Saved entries
— start —

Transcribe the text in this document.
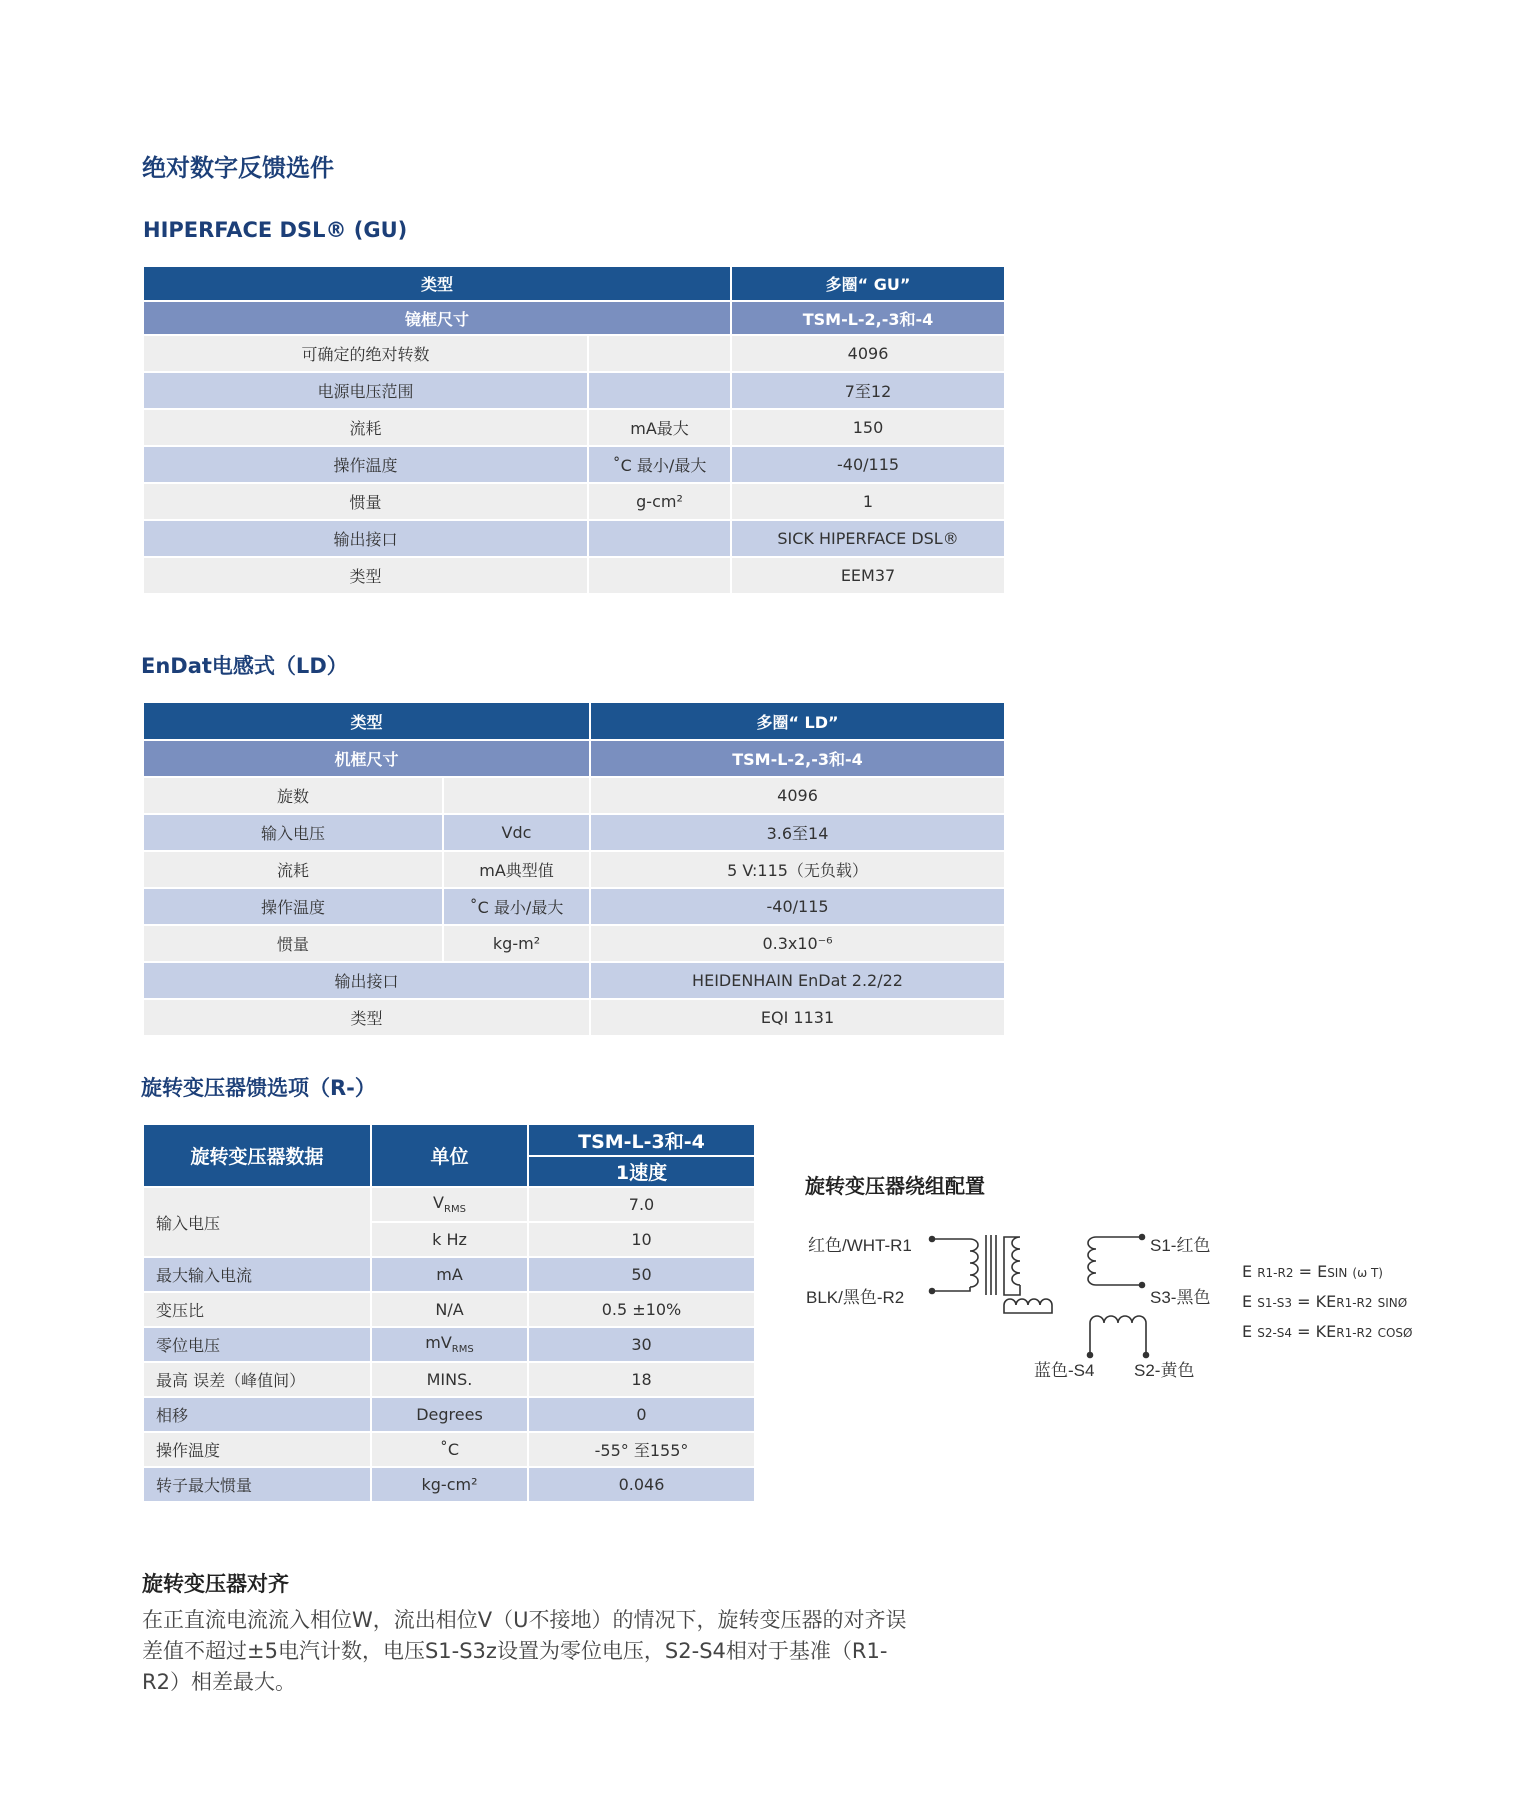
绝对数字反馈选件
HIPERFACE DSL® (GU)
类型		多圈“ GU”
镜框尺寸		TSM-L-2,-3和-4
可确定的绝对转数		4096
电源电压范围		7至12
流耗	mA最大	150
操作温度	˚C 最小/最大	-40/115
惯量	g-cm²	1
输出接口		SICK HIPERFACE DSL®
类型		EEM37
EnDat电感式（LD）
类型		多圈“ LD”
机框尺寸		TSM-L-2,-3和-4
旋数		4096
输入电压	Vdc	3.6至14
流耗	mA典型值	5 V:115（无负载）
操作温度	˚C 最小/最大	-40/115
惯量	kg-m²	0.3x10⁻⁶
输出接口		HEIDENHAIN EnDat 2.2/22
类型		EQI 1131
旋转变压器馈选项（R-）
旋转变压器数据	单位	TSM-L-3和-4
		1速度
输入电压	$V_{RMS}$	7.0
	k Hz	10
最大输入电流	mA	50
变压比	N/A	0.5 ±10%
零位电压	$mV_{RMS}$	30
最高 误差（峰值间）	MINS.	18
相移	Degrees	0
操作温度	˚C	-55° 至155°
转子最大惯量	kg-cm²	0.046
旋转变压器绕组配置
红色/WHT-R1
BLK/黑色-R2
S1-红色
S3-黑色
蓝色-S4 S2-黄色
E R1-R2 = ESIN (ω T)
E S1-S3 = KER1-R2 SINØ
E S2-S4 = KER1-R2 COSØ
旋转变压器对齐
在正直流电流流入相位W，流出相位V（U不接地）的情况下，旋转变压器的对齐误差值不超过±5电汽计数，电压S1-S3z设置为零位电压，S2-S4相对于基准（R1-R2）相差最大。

— end —
— start —

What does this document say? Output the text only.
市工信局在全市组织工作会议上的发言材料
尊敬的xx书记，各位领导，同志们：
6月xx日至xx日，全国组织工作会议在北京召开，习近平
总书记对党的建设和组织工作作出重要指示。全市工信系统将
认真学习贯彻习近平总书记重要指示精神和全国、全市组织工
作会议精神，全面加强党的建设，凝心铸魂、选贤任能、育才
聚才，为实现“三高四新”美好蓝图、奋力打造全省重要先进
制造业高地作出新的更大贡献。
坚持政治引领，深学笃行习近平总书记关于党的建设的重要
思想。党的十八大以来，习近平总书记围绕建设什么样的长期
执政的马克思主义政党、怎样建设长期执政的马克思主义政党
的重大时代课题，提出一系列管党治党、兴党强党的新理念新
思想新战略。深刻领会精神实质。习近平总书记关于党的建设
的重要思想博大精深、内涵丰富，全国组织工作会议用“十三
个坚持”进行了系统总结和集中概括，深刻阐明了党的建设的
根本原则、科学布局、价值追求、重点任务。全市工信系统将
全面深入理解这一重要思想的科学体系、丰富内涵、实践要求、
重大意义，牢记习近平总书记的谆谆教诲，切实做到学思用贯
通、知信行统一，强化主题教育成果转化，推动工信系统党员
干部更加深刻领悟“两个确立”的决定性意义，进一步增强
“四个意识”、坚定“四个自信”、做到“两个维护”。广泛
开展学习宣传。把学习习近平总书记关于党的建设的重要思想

— end —
— start —

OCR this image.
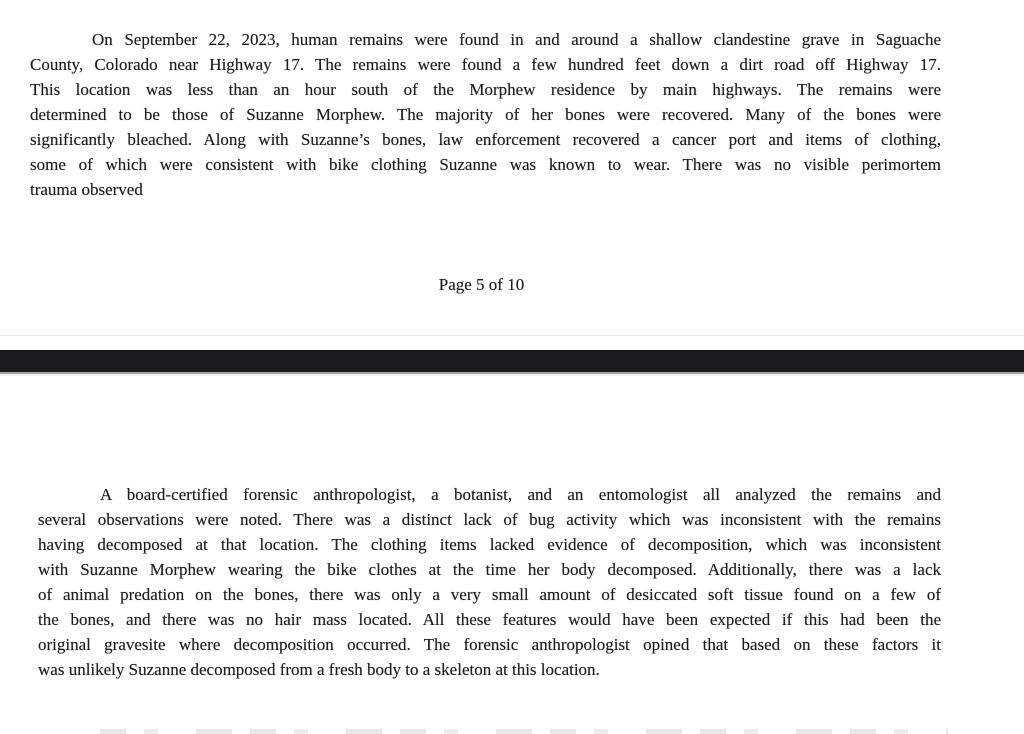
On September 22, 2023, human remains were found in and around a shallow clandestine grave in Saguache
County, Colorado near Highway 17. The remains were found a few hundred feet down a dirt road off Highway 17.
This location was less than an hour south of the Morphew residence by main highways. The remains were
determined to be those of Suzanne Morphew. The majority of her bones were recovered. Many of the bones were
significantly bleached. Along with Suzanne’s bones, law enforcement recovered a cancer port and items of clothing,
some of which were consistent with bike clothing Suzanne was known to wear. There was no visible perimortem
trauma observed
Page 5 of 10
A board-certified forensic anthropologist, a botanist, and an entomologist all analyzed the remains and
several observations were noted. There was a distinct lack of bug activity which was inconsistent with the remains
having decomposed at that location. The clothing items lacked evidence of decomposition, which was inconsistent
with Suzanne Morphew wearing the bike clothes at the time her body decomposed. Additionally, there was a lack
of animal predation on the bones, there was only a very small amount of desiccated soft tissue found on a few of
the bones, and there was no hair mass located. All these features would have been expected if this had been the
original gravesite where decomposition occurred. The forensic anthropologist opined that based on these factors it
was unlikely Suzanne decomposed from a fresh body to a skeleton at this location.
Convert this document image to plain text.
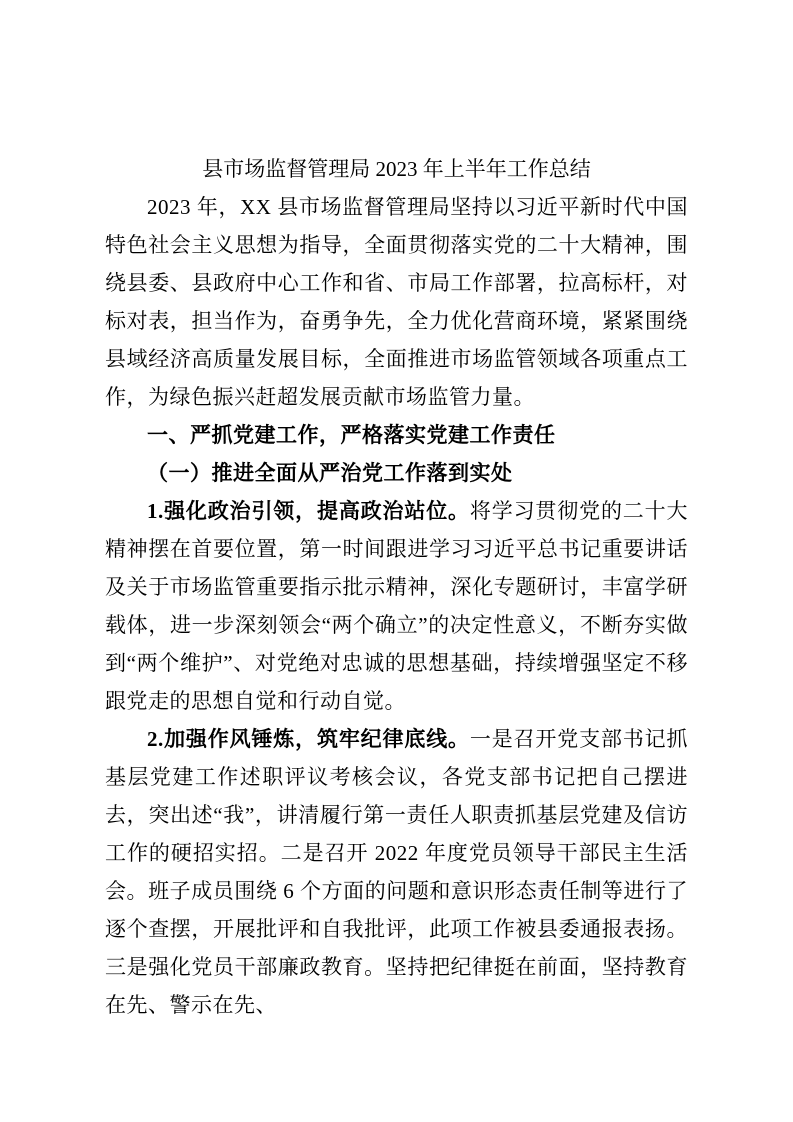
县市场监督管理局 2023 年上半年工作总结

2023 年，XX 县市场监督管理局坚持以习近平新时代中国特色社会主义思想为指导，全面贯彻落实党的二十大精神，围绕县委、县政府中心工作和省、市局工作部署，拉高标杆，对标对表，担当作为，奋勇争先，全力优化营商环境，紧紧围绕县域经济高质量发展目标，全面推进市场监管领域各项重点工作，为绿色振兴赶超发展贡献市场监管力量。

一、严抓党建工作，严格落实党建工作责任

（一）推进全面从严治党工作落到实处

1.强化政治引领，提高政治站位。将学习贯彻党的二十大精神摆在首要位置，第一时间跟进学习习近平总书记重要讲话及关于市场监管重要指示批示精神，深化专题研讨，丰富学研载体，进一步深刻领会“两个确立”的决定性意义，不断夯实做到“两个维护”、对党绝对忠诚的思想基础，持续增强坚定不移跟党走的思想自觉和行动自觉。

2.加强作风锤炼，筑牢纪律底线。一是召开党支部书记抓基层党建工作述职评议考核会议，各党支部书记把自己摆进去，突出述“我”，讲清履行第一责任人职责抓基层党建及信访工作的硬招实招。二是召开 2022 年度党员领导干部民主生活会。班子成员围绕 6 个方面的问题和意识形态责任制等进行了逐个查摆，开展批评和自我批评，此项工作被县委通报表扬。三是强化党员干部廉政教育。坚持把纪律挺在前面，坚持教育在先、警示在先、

— end —

Request
Report the number of lines in the listing that include the string "decomposed"; give nothing but the number.

Task output
3